__Task requirements__: Each line below should be retyped exactly, with no pictures.

__Extracted entries__:

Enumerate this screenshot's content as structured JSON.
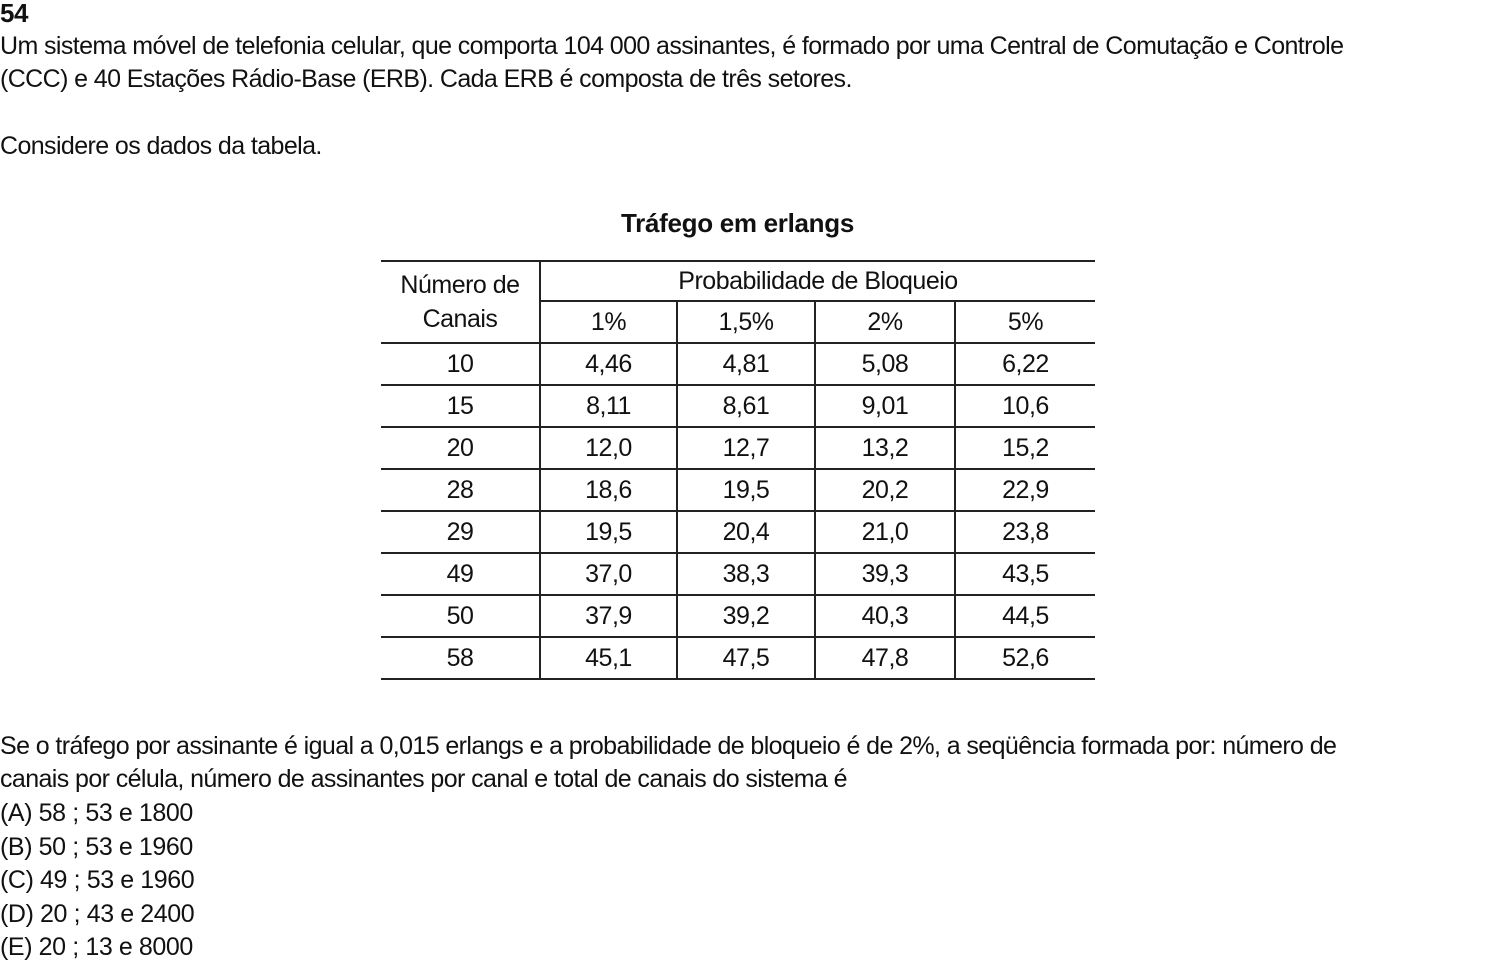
{
  "question": {
    "number": "54",
    "intro_lines": [
      "Um sistema móvel de telefonia celular, que comporta 104 000 assinantes, é formado por uma Central de Comutação e Controle",
      "(CCC) e 40 Estações Rádio-Base (ERB). Cada ERB é composta de três setores."
    ],
    "consider": "Considere os dados da tabela.",
    "prompt_lines": [
      "Se o tráfego por assinante é igual a 0,015 erlangs e a probabilidade de bloqueio é de 2%, a seqüência formada por: número de",
      "canais por célula, número de assinantes por canal e total de canais do sistema é"
    ],
    "options": [
      "(A) 58 ; 53 e 1800",
      "(B) 50 ; 53 e 1960",
      "(C) 49 ; 53 e 1960",
      "(D) 20 ; 43 e 2400",
      "(E) 20 ; 13 e 8000"
    ]
  },
  "table": {
    "caption": "Tráfego em erlangs",
    "col_header_line1": "Número de",
    "col_header_line2": "Canais",
    "group_header": "Probabilidade de Bloqueio",
    "prob_headers": [
      "1%",
      "1,5%",
      "2%",
      "5%"
    ],
    "rows": [
      [
        "10",
        "4,46",
        "4,81",
        "5,08",
        "6,22"
      ],
      [
        "15",
        "8,11",
        "8,61",
        "9,01",
        "10,6"
      ],
      [
        "20",
        "12,0",
        "12,7",
        "13,2",
        "15,2"
      ],
      [
        "28",
        "18,6",
        "19,5",
        "20,2",
        "22,9"
      ],
      [
        "29",
        "19,5",
        "20,4",
        "21,0",
        "23,8"
      ],
      [
        "49",
        "37,0",
        "38,3",
        "39,3",
        "43,5"
      ],
      [
        "50",
        "37,9",
        "39,2",
        "40,3",
        "44,5"
      ],
      [
        "58",
        "45,1",
        "47,5",
        "47,8",
        "52,6"
      ]
    ]
  }
}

__Task answer__:
Enumerate this screenshot's content as structured JSON.
{
  "question": {
    "number": "54",
    "intro_lines": [
      "Um sistema móvel de telefonia celular, que comporta 104 000 assinantes, é formado por uma Central de Comutação e Controle",
      "(CCC) e 40 Estações Rádio-Base (ERB). Cada ERB é composta de três setores."
    ],
    "consider": "Considere os dados da tabela.",
    "prompt_lines": [
      "Se o tráfego por assinante é igual a 0,015 erlangs e a probabilidade de bloqueio é de 2%, a seqüência formada por: número de",
      "canais por célula, número de assinantes por canal e total de canais do sistema é"
    ],
    "options": [
      "(A) 58 ; 53 e 1800",
      "(B) 50 ; 53 e 1960",
      "(C) 49 ; 53 e 1960",
      "(D) 20 ; 43 e 2400",
      "(E) 20 ; 13 e 8000"
    ]
  },
  "table": {
    "caption": "Tráfego em erlangs",
    "col_header_line1": "Número de",
    "col_header_line2": "Canais",
    "group_header": "Probabilidade de Bloqueio",
    "prob_headers": [
      "1%",
      "1,5%",
      "2%",
      "5%"
    ],
    "rows": [
      [
        "10",
        "4,46",
        "4,81",
        "5,08",
        "6,22"
      ],
      [
        "15",
        "8,11",
        "8,61",
        "9,01",
        "10,6"
      ],
      [
        "20",
        "12,0",
        "12,7",
        "13,2",
        "15,2"
      ],
      [
        "28",
        "18,6",
        "19,5",
        "20,2",
        "22,9"
      ],
      [
        "29",
        "19,5",
        "20,4",
        "21,0",
        "23,8"
      ],
      [
        "49",
        "37,0",
        "38,3",
        "39,3",
        "43,5"
      ],
      [
        "50",
        "37,9",
        "39,2",
        "40,3",
        "44,5"
      ],
      [
        "58",
        "45,1",
        "47,5",
        "47,8",
        "52,6"
      ]
    ]
  }
}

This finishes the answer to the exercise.